Prompt :: In your copy, leave out the pictures and repeat the entries below exactly.

Data provided ::
----

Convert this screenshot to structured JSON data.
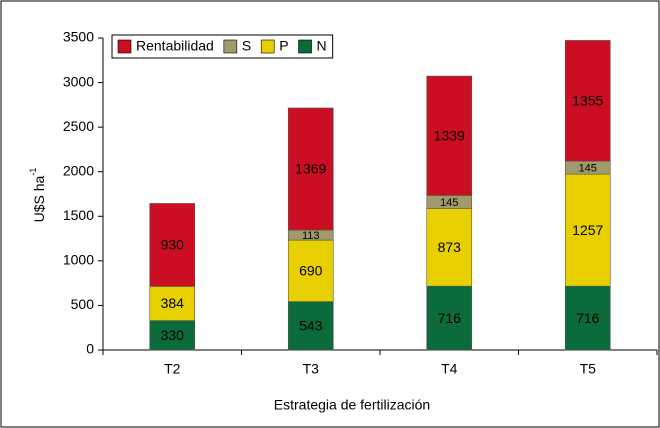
{
  "chart_data": {
    "type": "stacked_bar",
    "x_label": "Estrategia de fertilización",
    "y_label": "U$S ha",
    "y_label_sup": "-1",
    "categories": [
      "T2",
      "T3",
      "T4",
      "T5"
    ],
    "series": [
      {
        "name": "N",
        "color": "#0b6b3a",
        "label_color": "#ffffff",
        "values": [
          330,
          543,
          716,
          716
        ]
      },
      {
        "name": "P",
        "color": "#e8d000",
        "label_color": "#000000",
        "values": [
          384,
          690,
          873,
          1257
        ]
      },
      {
        "name": "S",
        "color": "#a39a6b",
        "label_color": "#000000",
        "values": [
          null,
          113,
          145,
          145
        ]
      },
      {
        "name": "Rentabilidad",
        "color": "#cc0e22",
        "label_color": "#ffffff",
        "values": [
          930,
          1369,
          1339,
          1355
        ]
      }
    ],
    "ylim": [
      0,
      3500
    ],
    "yticks": [
      0,
      500,
      1000,
      1500,
      2000,
      2500,
      3000,
      3500
    ],
    "legend": "top-left",
    "legend_order": "reversed"
  }
}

----

Exercise result ::
Convert this screenshot to structured JSON data.
{
  "chart_data": {
    "type": "stacked_bar",
    "x_label": "Estrategia de fertilización",
    "y_label": "U$S ha",
    "y_label_sup": "-1",
    "categories": [
      "T2",
      "T3",
      "T4",
      "T5"
    ],
    "series": [
      {
        "name": "N",
        "color": "#0b6b3a",
        "label_color": "#ffffff",
        "values": [
          330,
          543,
          716,
          716
        ]
      },
      {
        "name": "P",
        "color": "#e8d000",
        "label_color": "#000000",
        "values": [
          384,
          690,
          873,
          1257
        ]
      },
      {
        "name": "S",
        "color": "#a39a6b",
        "label_color": "#000000",
        "values": [
          null,
          113,
          145,
          145
        ]
      },
      {
        "name": "Rentabilidad",
        "color": "#cc0e22",
        "label_color": "#ffffff",
        "values": [
          930,
          1369,
          1339,
          1355
        ]
      }
    ],
    "ylim": [
      0,
      3500
    ],
    "yticks": [
      0,
      500,
      1000,
      1500,
      2000,
      2500,
      3000,
      3500
    ],
    "legend": "top-left",
    "legend_order": "reversed"
  }
}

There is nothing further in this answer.